STATED TASK. Each line that holds the word "Локальный" should be returned.

Records from a dataset

>> begin

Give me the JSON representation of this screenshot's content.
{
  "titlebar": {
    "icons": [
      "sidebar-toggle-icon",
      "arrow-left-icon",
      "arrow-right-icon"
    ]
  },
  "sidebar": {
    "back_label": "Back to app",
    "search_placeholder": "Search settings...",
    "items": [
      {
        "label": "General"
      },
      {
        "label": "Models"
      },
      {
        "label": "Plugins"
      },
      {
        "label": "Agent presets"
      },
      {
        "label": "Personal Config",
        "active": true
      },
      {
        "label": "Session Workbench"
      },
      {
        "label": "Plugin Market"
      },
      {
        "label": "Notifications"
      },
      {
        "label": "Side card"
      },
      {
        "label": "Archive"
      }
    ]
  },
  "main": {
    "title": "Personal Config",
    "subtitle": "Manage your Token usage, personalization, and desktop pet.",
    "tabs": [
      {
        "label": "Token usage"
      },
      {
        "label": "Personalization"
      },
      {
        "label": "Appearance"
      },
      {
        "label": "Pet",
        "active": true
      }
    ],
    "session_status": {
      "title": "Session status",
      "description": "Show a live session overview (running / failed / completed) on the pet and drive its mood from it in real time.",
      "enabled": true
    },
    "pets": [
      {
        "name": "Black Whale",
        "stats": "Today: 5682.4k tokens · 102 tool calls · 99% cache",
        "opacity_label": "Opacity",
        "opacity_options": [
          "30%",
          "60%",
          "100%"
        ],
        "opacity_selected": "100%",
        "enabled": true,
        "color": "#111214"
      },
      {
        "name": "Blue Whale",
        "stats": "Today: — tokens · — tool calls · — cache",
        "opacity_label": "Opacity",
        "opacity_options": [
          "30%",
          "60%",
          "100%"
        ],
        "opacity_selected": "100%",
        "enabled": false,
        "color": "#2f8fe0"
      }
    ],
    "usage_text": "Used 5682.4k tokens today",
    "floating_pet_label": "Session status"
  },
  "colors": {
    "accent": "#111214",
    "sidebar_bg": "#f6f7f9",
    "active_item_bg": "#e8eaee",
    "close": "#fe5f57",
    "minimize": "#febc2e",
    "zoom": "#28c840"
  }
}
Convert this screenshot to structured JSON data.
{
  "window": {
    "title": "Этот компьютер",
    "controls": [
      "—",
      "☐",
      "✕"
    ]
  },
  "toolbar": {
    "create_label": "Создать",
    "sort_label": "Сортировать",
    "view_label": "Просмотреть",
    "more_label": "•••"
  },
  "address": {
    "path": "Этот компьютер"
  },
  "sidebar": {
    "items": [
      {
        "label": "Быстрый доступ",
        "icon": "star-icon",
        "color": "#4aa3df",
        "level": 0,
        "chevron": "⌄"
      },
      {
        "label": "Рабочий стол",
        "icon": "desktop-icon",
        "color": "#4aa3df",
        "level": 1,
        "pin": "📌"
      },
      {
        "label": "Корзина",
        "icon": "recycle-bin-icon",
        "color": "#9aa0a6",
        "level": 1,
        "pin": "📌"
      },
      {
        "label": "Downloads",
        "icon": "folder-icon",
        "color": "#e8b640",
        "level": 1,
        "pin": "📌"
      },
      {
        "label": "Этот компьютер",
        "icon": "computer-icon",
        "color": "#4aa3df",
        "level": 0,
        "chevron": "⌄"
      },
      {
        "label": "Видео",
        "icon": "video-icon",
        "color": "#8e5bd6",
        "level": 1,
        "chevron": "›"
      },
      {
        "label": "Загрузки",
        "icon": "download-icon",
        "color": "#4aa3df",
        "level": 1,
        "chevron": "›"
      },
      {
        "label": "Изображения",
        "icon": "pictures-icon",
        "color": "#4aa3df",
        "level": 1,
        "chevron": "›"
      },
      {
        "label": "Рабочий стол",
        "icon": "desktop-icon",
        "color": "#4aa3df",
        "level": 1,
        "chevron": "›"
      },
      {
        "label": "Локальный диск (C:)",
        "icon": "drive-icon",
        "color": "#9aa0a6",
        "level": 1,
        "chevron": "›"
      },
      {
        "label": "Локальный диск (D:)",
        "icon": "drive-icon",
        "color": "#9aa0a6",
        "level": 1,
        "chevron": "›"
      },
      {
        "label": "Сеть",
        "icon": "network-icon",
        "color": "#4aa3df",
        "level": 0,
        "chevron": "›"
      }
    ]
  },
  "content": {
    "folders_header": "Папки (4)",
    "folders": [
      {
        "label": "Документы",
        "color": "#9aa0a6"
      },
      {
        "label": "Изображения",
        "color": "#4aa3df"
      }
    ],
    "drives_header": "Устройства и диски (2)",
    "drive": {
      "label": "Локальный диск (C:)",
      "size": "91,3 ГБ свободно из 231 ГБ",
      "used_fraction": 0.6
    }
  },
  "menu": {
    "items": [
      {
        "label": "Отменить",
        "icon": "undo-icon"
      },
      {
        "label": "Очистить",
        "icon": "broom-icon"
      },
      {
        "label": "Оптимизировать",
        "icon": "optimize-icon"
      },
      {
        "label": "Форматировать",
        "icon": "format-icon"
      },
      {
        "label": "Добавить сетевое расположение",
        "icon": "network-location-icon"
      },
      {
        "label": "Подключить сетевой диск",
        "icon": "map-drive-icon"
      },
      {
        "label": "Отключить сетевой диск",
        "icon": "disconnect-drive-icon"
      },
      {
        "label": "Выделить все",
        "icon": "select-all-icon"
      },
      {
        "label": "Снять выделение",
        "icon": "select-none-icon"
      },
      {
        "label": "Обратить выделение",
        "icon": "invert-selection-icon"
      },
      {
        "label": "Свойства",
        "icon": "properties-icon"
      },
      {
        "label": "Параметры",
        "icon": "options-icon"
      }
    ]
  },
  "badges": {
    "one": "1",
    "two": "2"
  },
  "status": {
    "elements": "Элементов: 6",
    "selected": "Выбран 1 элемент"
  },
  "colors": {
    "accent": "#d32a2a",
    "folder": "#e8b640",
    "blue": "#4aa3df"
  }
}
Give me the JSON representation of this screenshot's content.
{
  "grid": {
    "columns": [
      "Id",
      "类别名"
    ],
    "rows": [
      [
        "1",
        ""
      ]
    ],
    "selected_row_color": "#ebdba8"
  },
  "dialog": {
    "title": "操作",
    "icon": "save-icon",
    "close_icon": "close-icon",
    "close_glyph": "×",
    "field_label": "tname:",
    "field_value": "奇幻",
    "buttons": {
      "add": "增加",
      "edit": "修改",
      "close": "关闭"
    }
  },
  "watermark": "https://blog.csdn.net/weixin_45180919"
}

>> end

RESPONSE TO THE EXERCISE.
        "label": "Локальный диск (C:)",
        "label": "Локальный диск (D:)",
      "label": "Локальный диск (C:)",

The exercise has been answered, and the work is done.